#### [Исходный текст]
Однако следует сказать, что в это же время существует и другой способ интерпретации безумия, который становится доминирующим мы можем определить как «критический». При описании данного вида безумия зачастую используют образ зеркала, так как человек, находясь в воображаемом согласии с самим собой, порождает собственное безумие. Это безумие не имеет ничего общего ни с реальностью, ни с каким-либо тайным знанием, его истоком служит человеческое самомнение. «Отныне символом безумной глупости станет зеркало, где не отражается ничего реального, но где человек, созерцая себя, увидит тайную мечту, пробужденную в нем самомнением. Глупость имеет дело не столько с истиной и с мирозданием, сколько с человеком и с той истиной о нем самом, какую ему дано постигнуть» [2, с. 36]. Критическое безумие представляет собой иллюзию, в которой посредством иронии растворяется человеческое в человеке. Данная интерпретация безумия становится доминирующей в Новое время. Следует сказать, что космическое и критическое безумие имеют и другие интерпретации, так космическое безумию зачастую мыслилось как трагическое – связанное с тайным знанием, оно отождествлялось с неизбежным концом сущего, в то время как критическое безумие понималось, прежде всего, как комическое. При таком понимании безумия само «безумие перестает быть привычной и непостижимой чуждостью мироздания; оно — всего лишь зрелище, давно утратившее новизну для чуждого ему зрителя; оно уже не образ универсума (cosmos), но характерная черта века (aevum)» [2, с. 38]. Сам трагизм космического безумия связан с попыткой приобщиться не только к запретному, сколько к недостижимому знанию. Так, для Кальвина «безумие есть истинная мера человека пред лицом безмерного божественного разума» [2, с. 42]. У Кальвина разум человека и есть безумие в сравнении с божественной мудростью. В этом смысле безумие выступает как кара разума за попытку выйти в сферу трансцендентного. Тогда трагизм безумия заключается в том, что, зная непостижимость трансцендентного, разум всё же устремляется к нему. «Кара безумия настигает усилие разума как раз потому, что безумие было изначально причастно этому усилию [2, с. 48].

#### [Исходный материал]
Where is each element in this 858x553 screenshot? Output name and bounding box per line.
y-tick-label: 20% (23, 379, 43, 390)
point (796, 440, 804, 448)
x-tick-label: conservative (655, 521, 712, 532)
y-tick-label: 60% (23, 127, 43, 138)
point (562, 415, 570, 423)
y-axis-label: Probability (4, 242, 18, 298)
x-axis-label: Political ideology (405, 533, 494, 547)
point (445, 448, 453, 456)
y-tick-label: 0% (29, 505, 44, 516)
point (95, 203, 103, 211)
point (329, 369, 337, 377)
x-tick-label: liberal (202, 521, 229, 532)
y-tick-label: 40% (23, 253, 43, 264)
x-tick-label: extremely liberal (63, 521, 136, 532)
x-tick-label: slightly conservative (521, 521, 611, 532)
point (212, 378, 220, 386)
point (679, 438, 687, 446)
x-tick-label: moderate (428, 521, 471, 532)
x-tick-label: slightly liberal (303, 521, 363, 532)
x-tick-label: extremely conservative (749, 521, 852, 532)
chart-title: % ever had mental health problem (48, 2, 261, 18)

#### [Условия заданий]
1) Какой образ, согласно тексту о безумии, часто используют при описании критического безумия?
2) Перепишите абзац текста о безумии, начинающийся словами «Однако следует сказать», в виде краткого списка, сохранив его основные факты.
3) Продолжите текст о безумии после его последнего предложения.

#### [Результаты по заданиям]
1) Образ зеркала.

2)
- Кроме космического, существует «критический» способ интерпретации безумия. В Новое время он становится доминирующим.
- Символ критического безумия — зеркало. В нём человек видит не реальность, а тайную мечту, пробуждённую самомнением.
- Критическое безумие не связано ни с реальностью, ни с тайным знанием. Его исток — человеческое самомнение. Это иллюзия, в которой посредством иронии растворяется человеческое в человеке.
- Космическое безумие мыслилось как трагическое: оно было связано с тайным знанием и отождествлялось с неизбежным концом сущего.
- Критическое безумие понималось прежде всего как комическое. Это зрелище и характерная черта века (aevum), а не образ универсума (cosmos).
- Трагизм космического безумия связан с попыткой приобщиться к недостижимому знанию.
- У Кальвина безумие — истинная мера человека перед безмерным божественным разумом: человеческий разум есть безумие в сравнении с божественной мудростью.
- Безумие выступает карой разума за попытку выйти в сферу трансцендентного. Разум устремляется к трансцендентному, хотя знает о его непостижимости.

3)
Таким образом, можно сказать, что, став одной из центральных проблем позднего Средневековья, безумие оставалось ей вплоть до Нового времени. В определении безумия мы можем выделить две ключевые интерпретации – безумие «космическое» и безумие «критическое». Безумец в определении космического безумия связан, в первую очередь, с онтологической сопричастности к потаённому и запретному с одной стороны, и мирскому и обыденному с другой. В рамках критического безумия безумец понимается как человек, потерявший разумение ввиду игр собственного разума, безумец теряет свой особый онтологический статус и начинает восприниматься исключительно в рамках социального: из причастного запретному знанию безумец трансформируется в социального маргинала. Различие данных интерпретаций к проблеме безумия прослеживается в отличных способах борьбы с безумием. Так, во времена господства космического безумия основным способом борьбы с безумием было изгнание, которое носило символический характер – безумец отправлялся за поиском собственного разумения. Когда же наступает время критического безумия, изгнание сменяется изоляцией, которая уже локально существовала во времена космического безумия – безумец, понимаемый как социальный маргинал может быть только элиминирован из общества.

Библиографический список.

  1. Генезис и социальная функция института клинической психиатрии в «Истории безумия в классическую эпоху» М. Фуко // Ромек Е. А. Психотерапия: рождение науки и профессии. — Ростов-на-Дону: ООО «Мини Тайп», 2005. — С. 167-194.
  2. История безумия в классическую эпоху / Мишель Фуко; пер. сфр. И.К. Стаф. — М.: ACT: ACT МОСКВА, 2010. — 698 с.
  3. Мишель Фуко в пространстве клиники // Дьяков А. В., Власова О. А. Хора. Журнал современной зарубежной философии и философской компаративистики. – 2008. – №1. – С. 50-62.
  4. Понимание психиатрической болезни Мишелем Фуко: от критики психиатрии к постструктурализму // Сидоров-Моисеев И. И. Вестник Пермского университета. Философия, психология. Социология. – 2011. – Вып. 2(6). – С. 42-47.
  5. Рождение Клиники / Мишель Фуко.  - М.: Смысл, 1994. – 310 с.